> Given instruction: List every line below containing "this".

======== Data supplied

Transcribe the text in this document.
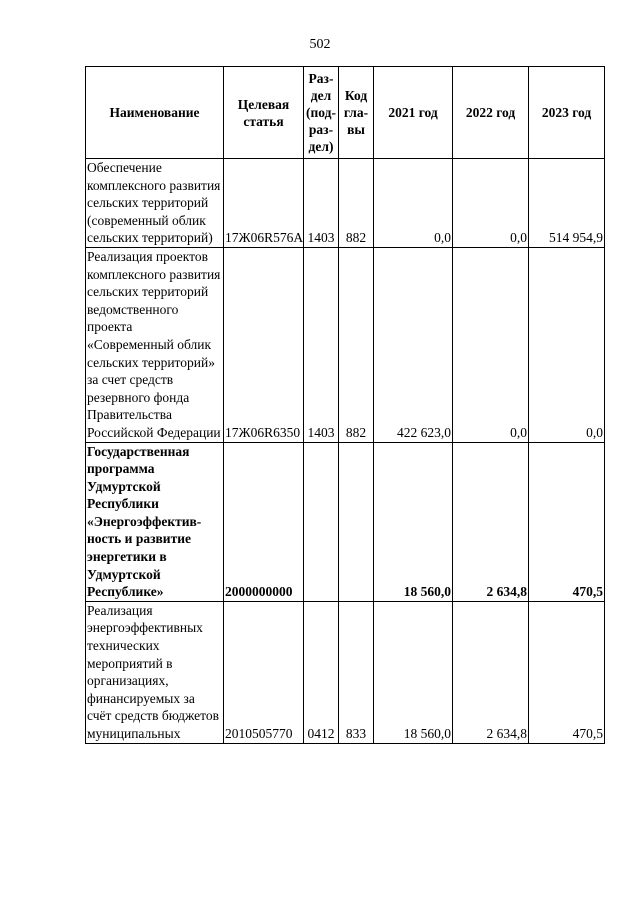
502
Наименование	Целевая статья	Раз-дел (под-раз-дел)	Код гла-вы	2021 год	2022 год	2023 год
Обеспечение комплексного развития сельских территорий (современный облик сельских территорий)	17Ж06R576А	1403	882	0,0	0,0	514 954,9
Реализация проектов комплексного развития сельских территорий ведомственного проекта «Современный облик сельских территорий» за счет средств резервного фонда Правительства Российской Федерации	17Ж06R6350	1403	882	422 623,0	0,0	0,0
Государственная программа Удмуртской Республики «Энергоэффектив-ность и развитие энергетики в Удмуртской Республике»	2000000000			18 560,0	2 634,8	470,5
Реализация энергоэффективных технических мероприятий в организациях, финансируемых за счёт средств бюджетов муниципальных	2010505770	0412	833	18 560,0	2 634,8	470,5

================
======== Data supplied

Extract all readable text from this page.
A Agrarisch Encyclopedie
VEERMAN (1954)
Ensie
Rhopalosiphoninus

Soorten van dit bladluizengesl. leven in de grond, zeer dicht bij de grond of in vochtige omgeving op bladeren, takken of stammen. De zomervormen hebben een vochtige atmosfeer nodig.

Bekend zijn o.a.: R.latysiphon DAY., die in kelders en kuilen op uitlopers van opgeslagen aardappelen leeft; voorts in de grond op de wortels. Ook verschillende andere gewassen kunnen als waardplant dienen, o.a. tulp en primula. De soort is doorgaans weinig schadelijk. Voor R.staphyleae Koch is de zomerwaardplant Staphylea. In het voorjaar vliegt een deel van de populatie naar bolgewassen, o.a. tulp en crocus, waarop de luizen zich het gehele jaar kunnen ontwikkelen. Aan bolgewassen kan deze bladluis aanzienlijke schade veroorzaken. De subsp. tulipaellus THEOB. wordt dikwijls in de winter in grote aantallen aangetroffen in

================

> Task output:
Transcribe the text in this document.
Extract all readable text from this page.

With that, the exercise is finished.